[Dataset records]
##############################

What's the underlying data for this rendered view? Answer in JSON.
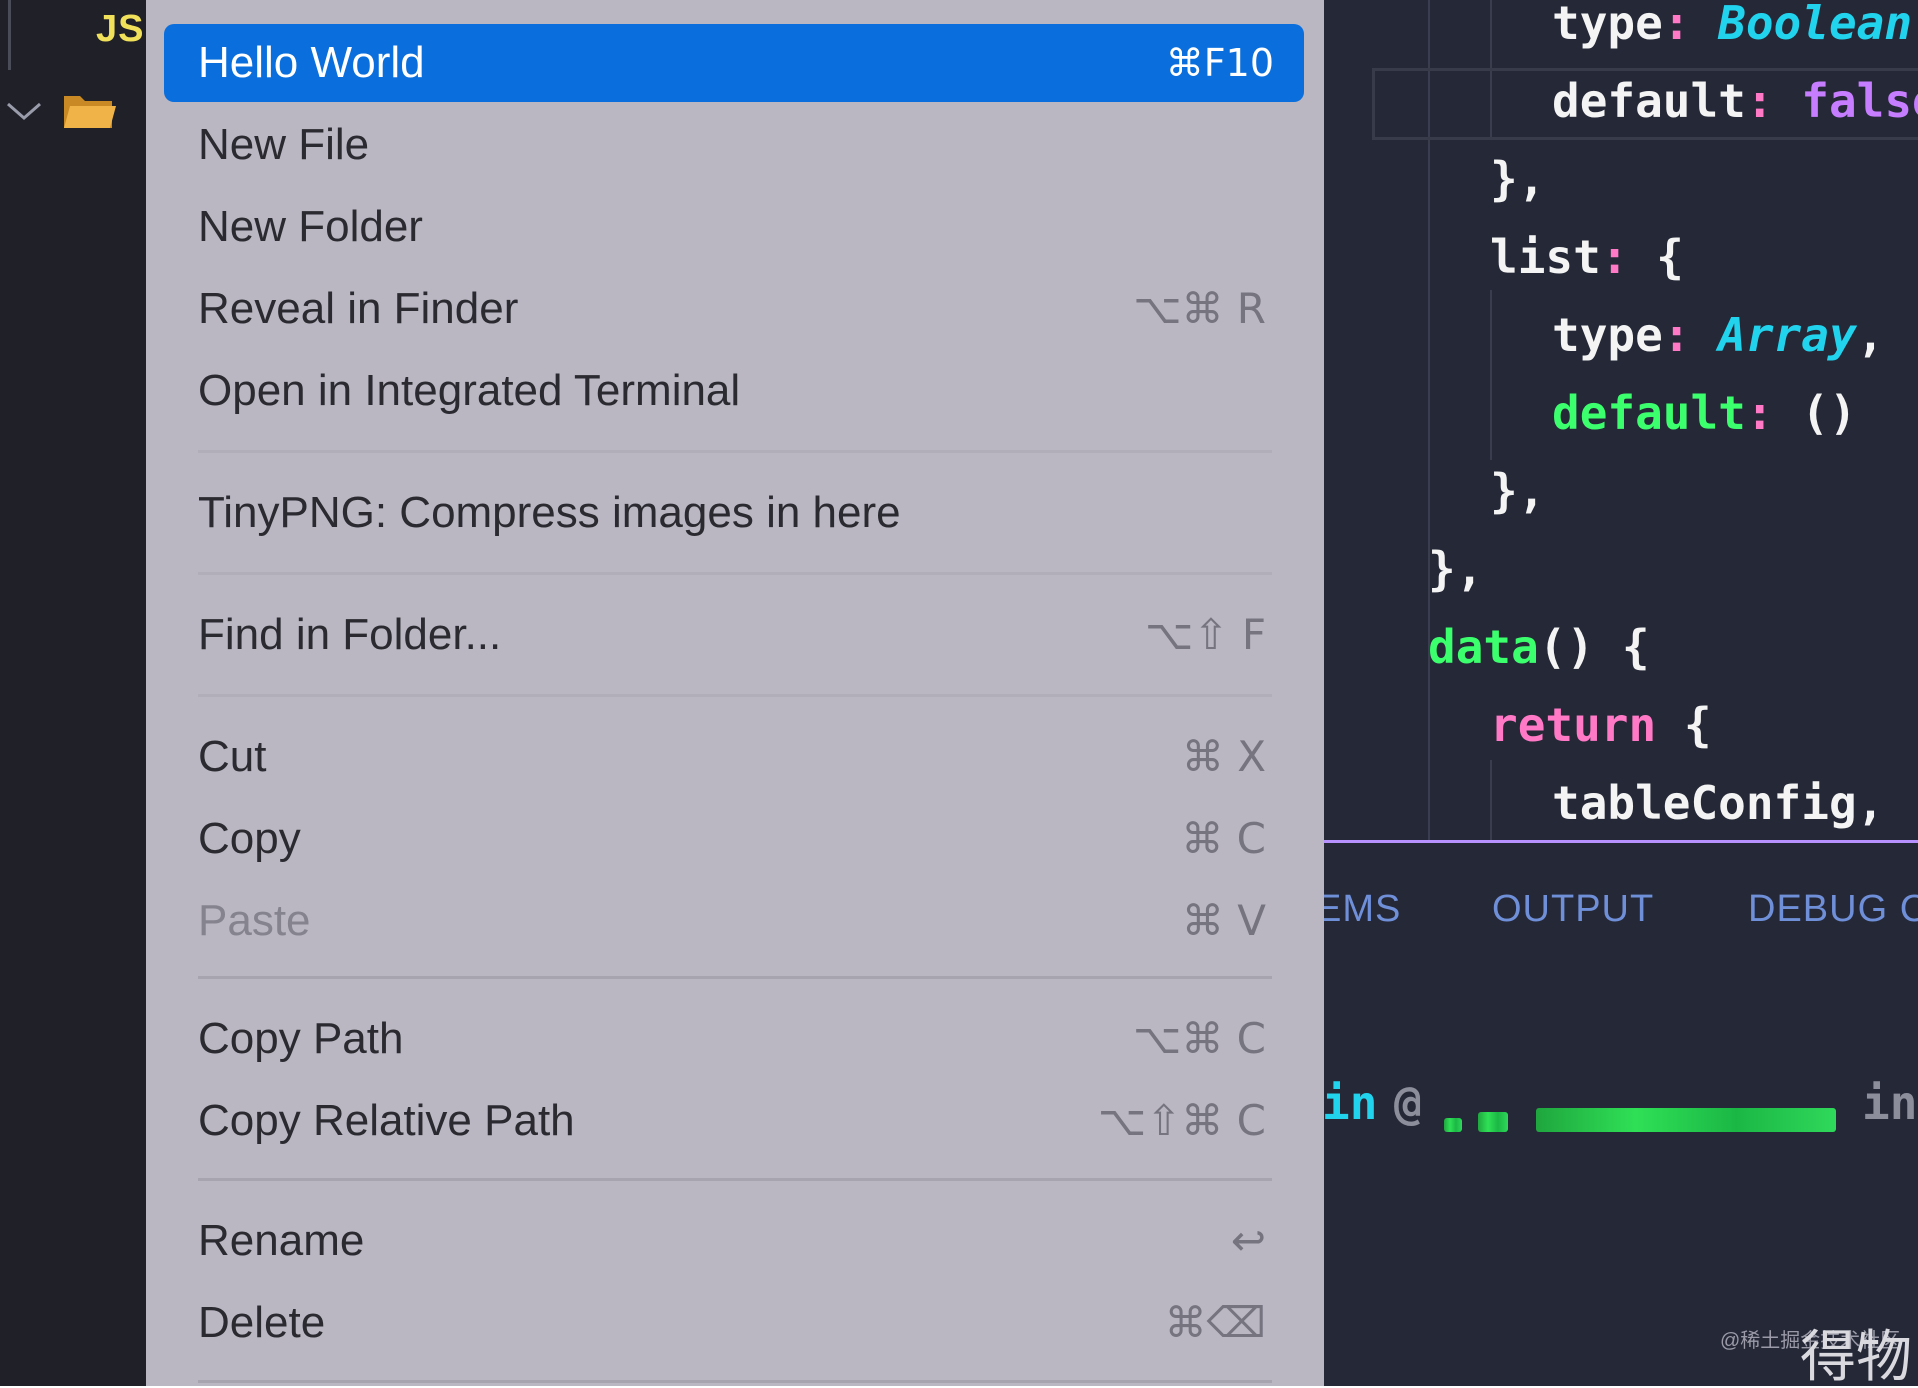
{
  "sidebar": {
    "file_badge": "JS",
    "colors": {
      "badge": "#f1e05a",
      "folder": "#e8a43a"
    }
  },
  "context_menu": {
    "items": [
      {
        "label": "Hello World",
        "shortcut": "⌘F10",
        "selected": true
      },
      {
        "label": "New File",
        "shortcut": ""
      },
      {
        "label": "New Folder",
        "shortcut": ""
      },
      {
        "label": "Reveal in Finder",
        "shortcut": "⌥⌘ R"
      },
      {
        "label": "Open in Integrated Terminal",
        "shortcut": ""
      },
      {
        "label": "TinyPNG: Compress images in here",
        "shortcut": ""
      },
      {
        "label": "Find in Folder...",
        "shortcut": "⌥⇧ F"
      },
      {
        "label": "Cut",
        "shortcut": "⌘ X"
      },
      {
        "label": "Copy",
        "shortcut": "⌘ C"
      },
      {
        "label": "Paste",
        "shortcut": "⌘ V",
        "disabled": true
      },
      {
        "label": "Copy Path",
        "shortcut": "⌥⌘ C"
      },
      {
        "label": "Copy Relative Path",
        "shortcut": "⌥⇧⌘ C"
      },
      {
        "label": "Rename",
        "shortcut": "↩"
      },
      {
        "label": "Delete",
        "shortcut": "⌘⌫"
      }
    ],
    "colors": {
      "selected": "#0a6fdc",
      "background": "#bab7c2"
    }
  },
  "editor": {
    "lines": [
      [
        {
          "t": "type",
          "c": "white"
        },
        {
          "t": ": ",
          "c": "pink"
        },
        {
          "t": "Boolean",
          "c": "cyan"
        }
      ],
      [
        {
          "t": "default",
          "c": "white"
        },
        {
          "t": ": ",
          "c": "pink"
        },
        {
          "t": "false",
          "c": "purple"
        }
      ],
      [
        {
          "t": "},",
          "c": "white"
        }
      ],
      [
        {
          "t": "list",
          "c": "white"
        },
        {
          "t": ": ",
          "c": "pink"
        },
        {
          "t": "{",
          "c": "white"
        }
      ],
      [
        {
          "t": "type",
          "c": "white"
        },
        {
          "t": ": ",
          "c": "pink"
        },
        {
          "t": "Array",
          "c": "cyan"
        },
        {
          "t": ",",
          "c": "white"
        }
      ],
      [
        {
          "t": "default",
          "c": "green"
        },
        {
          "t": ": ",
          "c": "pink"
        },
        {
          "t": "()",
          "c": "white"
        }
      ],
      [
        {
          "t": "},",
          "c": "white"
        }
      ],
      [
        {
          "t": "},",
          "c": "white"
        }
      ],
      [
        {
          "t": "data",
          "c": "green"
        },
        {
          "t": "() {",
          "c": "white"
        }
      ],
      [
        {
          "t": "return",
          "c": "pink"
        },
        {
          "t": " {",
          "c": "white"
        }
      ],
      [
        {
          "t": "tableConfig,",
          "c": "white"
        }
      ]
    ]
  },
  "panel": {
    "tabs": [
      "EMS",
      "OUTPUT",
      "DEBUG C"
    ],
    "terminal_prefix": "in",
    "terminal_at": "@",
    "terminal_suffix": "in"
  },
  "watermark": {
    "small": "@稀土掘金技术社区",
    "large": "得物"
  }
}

##############################

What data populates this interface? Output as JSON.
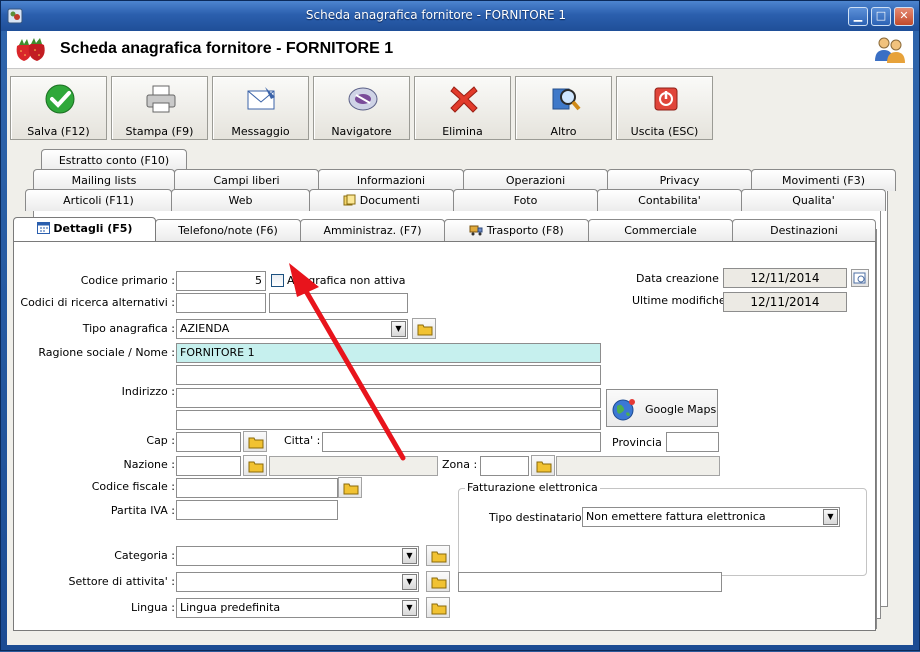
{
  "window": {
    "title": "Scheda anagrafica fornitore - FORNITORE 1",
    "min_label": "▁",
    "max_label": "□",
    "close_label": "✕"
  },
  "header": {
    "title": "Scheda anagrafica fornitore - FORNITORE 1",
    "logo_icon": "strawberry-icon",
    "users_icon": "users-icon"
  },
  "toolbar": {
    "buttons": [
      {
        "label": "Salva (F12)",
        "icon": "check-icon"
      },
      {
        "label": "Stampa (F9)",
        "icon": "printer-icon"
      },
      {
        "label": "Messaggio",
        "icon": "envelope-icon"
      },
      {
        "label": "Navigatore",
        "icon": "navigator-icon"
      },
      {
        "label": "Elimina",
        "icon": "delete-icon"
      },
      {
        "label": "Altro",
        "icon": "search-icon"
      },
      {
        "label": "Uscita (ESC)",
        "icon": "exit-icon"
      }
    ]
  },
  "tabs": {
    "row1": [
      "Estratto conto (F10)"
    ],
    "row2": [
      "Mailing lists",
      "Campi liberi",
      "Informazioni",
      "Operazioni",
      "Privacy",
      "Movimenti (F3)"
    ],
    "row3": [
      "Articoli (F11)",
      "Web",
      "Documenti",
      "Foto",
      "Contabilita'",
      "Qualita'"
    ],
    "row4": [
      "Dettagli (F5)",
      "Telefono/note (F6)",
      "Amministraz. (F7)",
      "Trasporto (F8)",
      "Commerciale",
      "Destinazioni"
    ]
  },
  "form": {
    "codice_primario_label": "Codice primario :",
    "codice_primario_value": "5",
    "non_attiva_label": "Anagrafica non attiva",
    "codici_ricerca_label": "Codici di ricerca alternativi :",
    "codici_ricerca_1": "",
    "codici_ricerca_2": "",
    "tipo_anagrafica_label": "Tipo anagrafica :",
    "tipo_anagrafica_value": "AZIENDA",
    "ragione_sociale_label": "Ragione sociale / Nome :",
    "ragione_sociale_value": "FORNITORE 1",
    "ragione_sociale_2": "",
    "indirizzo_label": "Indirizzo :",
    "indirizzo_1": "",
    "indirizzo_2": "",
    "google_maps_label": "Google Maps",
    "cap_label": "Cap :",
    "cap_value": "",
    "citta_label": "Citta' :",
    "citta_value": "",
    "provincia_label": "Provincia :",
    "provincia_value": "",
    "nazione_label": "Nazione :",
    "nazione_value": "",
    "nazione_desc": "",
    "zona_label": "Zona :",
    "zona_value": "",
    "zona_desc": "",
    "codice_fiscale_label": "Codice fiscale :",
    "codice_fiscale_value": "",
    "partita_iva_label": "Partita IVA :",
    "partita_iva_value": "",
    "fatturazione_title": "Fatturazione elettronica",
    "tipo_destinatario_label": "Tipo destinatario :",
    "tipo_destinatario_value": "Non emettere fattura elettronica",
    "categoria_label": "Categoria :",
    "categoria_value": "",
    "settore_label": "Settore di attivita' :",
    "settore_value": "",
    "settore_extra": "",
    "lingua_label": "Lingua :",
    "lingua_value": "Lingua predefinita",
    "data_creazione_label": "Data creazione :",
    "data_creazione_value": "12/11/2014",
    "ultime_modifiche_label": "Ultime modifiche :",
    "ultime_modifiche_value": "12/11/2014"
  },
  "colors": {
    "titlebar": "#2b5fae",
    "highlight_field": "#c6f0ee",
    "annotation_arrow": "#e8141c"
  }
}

##############################

* GIVEN EXERCISE *
Show the lines of the data that hold the word "JSON".

* SOLUTION FOR THIS TASK *
What's the underlying data for this rendered view? Answer in JSON.
What data populates this interface? Output as JSON.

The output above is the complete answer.